BRIEF:
Quote the records beneath, complete and exact. Leave out images.

━━━ RAW RECORDS

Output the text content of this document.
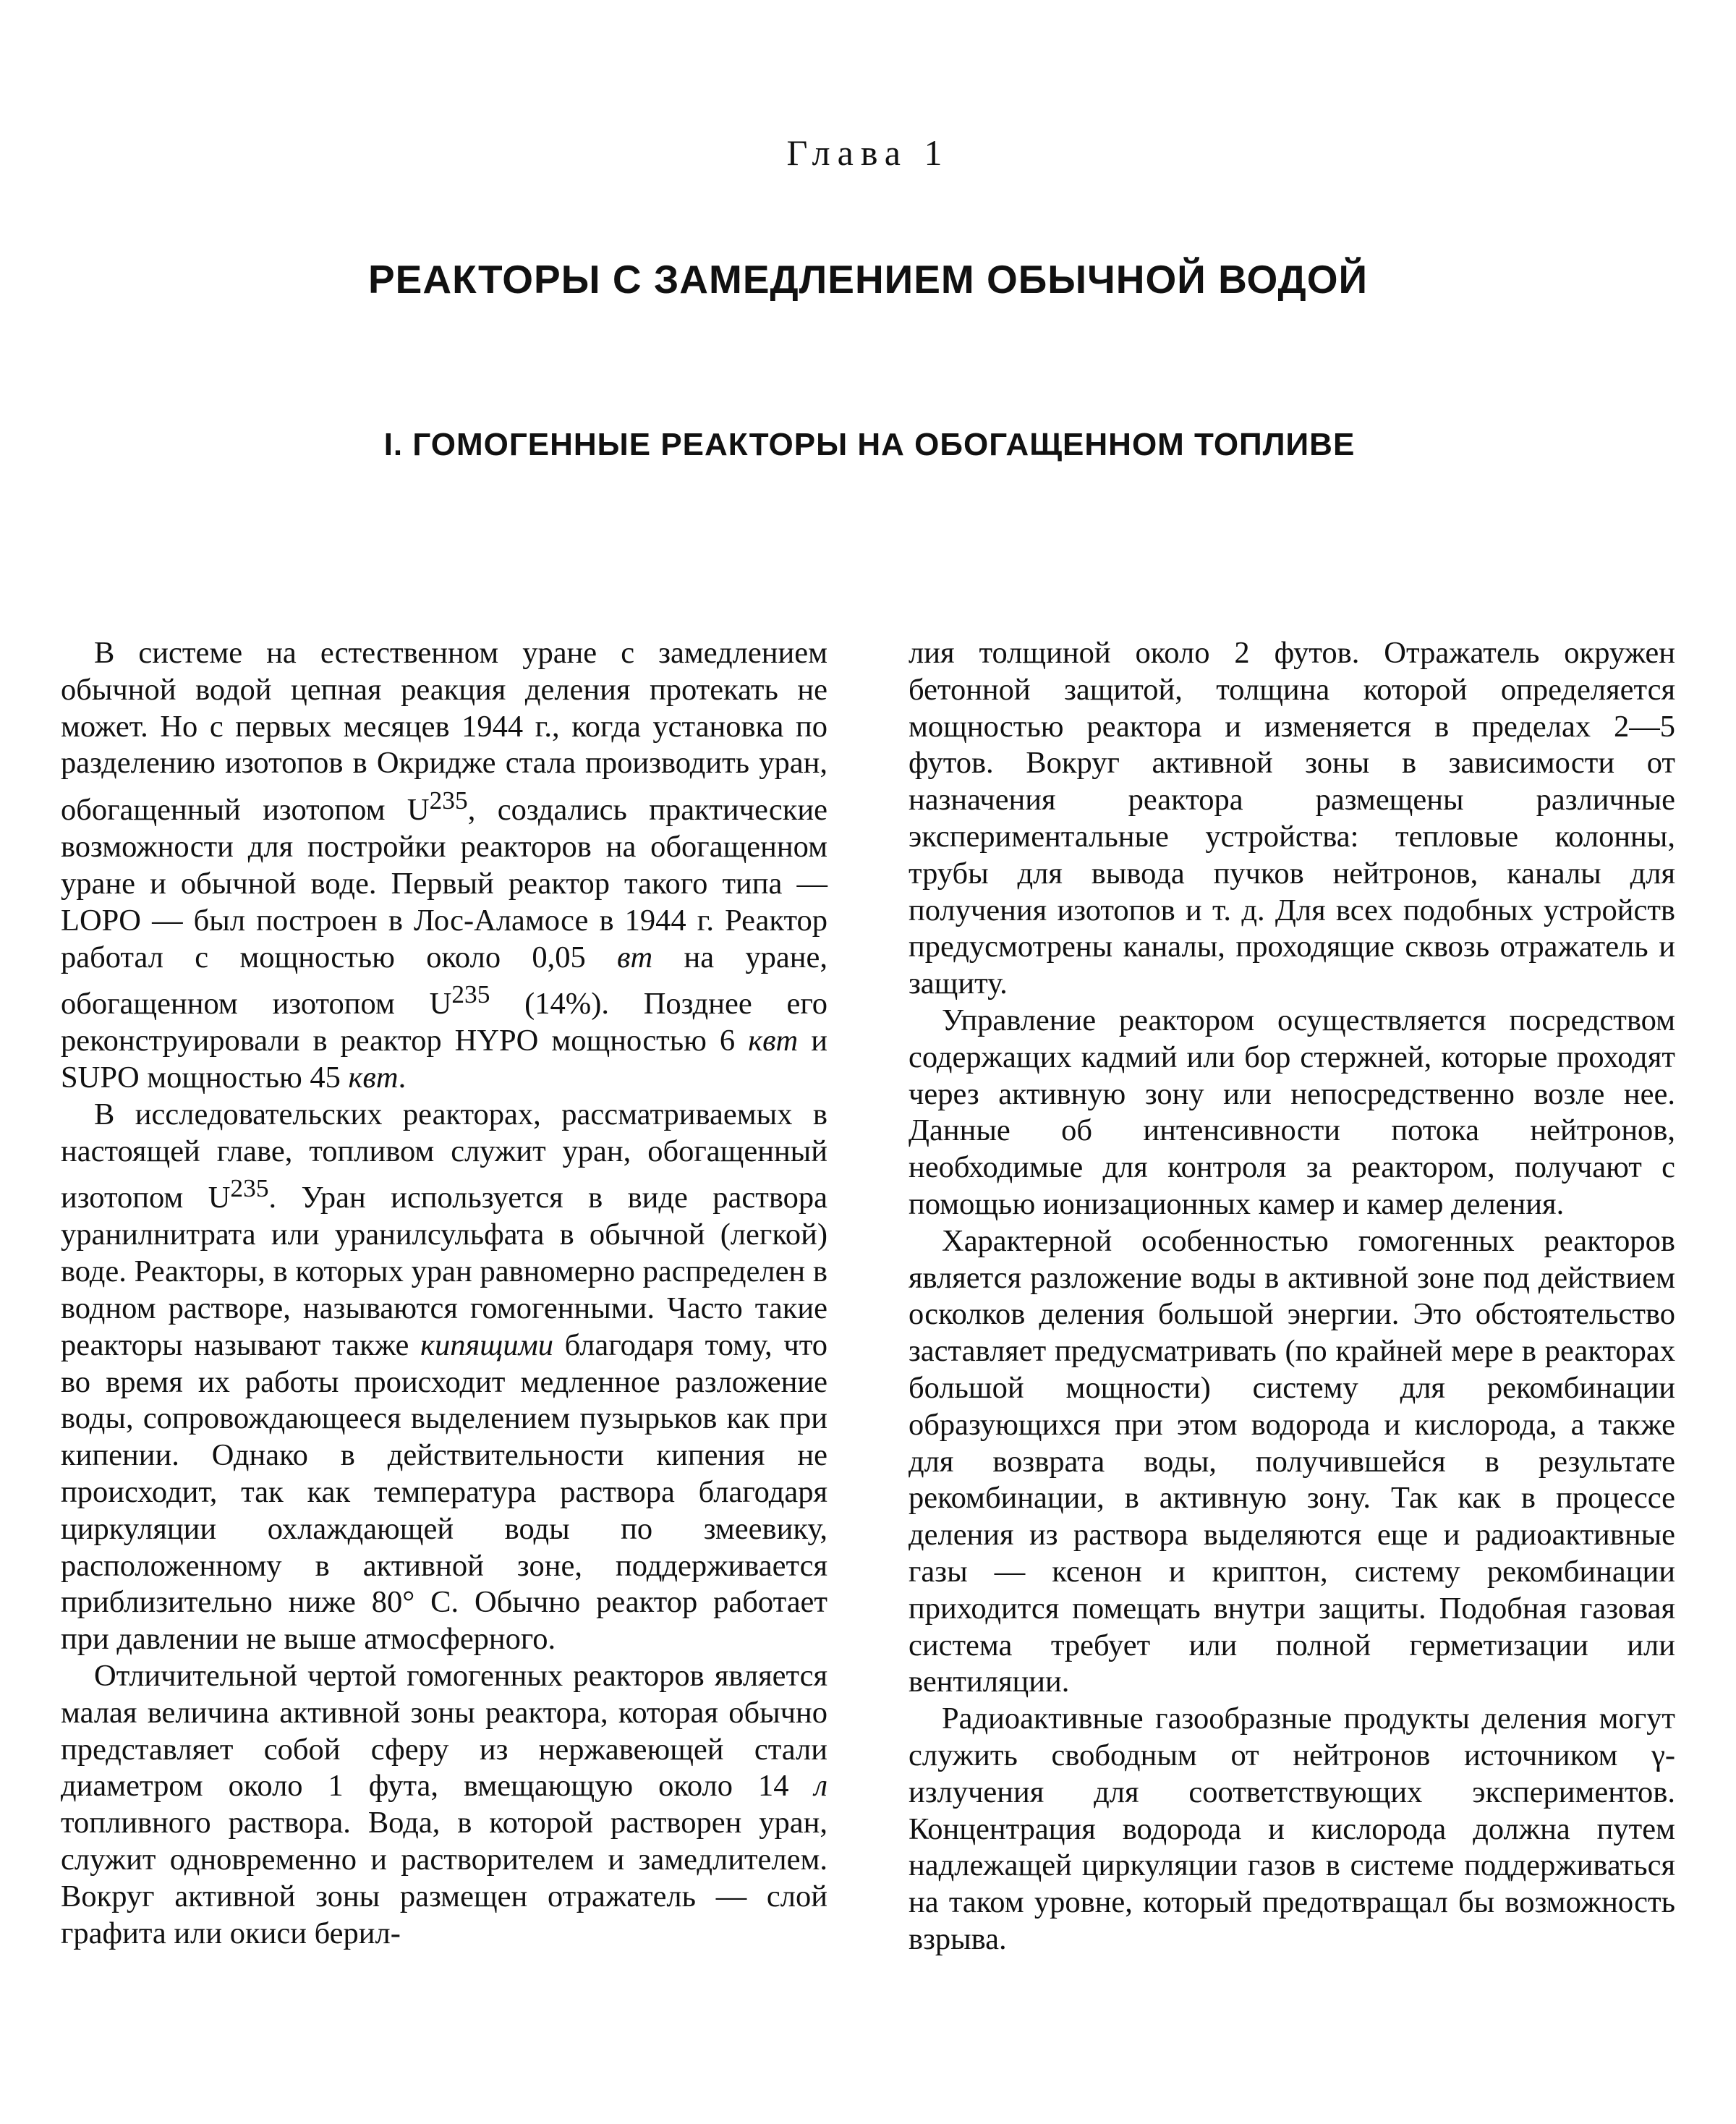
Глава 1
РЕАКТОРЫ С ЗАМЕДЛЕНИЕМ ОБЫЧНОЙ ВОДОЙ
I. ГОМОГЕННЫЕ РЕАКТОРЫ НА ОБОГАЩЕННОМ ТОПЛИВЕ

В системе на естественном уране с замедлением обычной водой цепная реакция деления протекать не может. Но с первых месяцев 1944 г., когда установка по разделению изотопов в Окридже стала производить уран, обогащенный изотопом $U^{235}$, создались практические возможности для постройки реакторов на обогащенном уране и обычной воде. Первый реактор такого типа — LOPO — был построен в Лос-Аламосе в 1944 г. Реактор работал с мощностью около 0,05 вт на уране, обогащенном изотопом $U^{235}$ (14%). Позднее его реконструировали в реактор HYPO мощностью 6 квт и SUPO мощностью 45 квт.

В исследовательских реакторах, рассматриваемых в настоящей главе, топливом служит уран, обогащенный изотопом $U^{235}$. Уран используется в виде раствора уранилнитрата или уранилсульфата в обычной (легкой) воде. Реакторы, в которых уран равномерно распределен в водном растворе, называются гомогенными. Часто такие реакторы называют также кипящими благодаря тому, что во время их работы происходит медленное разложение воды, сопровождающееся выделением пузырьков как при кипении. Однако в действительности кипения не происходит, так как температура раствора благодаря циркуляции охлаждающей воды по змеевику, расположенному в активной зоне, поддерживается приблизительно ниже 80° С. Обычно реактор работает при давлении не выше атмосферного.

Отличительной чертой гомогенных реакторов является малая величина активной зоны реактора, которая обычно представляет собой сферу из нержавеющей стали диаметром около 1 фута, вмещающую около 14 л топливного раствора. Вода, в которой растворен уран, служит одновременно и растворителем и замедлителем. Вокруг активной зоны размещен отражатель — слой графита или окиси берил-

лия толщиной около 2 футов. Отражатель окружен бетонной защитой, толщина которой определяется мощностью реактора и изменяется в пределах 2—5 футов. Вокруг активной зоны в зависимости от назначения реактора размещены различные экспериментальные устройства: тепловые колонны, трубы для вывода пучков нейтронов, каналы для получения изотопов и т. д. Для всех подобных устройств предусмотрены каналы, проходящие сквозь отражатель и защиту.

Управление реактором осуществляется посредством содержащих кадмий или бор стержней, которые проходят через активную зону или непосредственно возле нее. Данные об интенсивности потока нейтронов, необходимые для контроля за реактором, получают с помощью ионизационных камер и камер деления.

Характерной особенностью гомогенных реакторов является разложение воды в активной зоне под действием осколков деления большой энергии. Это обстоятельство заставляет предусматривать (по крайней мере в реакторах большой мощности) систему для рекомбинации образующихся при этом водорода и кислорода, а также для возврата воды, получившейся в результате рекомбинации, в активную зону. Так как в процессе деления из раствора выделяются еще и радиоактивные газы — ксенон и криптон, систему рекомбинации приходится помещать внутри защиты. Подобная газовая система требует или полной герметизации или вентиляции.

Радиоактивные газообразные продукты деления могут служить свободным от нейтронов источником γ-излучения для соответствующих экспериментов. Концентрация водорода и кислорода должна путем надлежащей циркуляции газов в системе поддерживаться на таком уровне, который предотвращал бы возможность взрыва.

━━━━━━

ANSWER IN FULL:
Output the text content of this document.
Глава 1
РЕАКТОРЫ С ЗАМЕДЛЕНИЕМ ОБЫЧНОЙ ВОДОЙ
I. ГОМОГЕННЫЕ РЕАКТОРЫ НА ОБОГАЩЕННОМ ТОПЛИВЕ

В системе на естественном уране с замедлением обычной водой цепная реакция деления протекать не может. Но с первых месяцев 1944 г., когда установка по разделению изотопов в Окридже стала производить уран, обогащенный изотопом $U^{235}$, создались практические возможности для постройки реакторов на обогащенном уране и обычной воде. Первый реактор такого типа — LOPO — был построен в Лос-Аламосе в 1944 г. Реактор работал с мощностью около 0,05 вт на уране, обогащенном изотопом $U^{235}$ (14%). Позднее его реконструировали в реактор HYPO мощностью 6 квт и SUPO мощностью 45 квт.

В исследовательских реакторах, рассматриваемых в настоящей главе, топливом служит уран, обогащенный изотопом $U^{235}$. Уран используется в виде раствора уранилнитрата или уранилсульфата в обычной (легкой) воде. Реакторы, в которых уран равномерно распределен в водном растворе, называются гомогенными. Часто такие реакторы называют также кипящими благодаря тому, что во время их работы происходит медленное разложение воды, сопровождающееся выделением пузырьков как при кипении. Однако в действительности кипения не происходит, так как температура раствора благодаря циркуляции охлаждающей воды по змеевику, расположенному в активной зоне, поддерживается приблизительно ниже 80° С. Обычно реактор работает при давлении не выше атмосферного.

Отличительной чертой гомогенных реакторов является малая величина активной зоны реактора, которая обычно представляет собой сферу из нержавеющей стали диаметром около 1 фута, вмещающую около 14 л топливного раствора. Вода, в которой растворен уран, служит одновременно и растворителем и замедлителем. Вокруг активной зоны размещен отражатель — слой графита или окиси берил-

лия толщиной около 2 футов. Отражатель окружен бетонной защитой, толщина которой определяется мощностью реактора и изменяется в пределах 2—5 футов. Вокруг активной зоны в зависимости от назначения реактора размещены различные экспериментальные устройства: тепловые колонны, трубы для вывода пучков нейтронов, каналы для получения изотопов и т. д. Для всех подобных устройств предусмотрены каналы, проходящие сквозь отражатель и защиту.

Управление реактором осуществляется посредством содержащих кадмий или бор стержней, которые проходят через активную зону или непосредственно возле нее. Данные об интенсивности потока нейтронов, необходимые для контроля за реактором, получают с помощью ионизационных камер и камер деления.

Характерной особенностью гомогенных реакторов является разложение воды в активной зоне под действием осколков деления большой энергии. Это обстоятельство заставляет предусматривать (по крайней мере в реакторах большой мощности) систему для рекомбинации образующихся при этом водорода и кислорода, а также для возврата воды, получившейся в результате рекомбинации, в активную зону. Так как в процессе деления из раствора выделяются еще и радиоактивные газы — ксенон и криптон, систему рекомбинации приходится помещать внутри защиты. Подобная газовая система требует или полной герметизации или вентиляции.

Радиоактивные газообразные продукты деления могут служить свободным от нейтронов источником γ-излучения для соответствующих экспериментов. Концентрация водорода и кислорода должна путем надлежащей циркуляции газов в системе поддерживаться на таком уровне, который предотвращал бы возможность взрыва.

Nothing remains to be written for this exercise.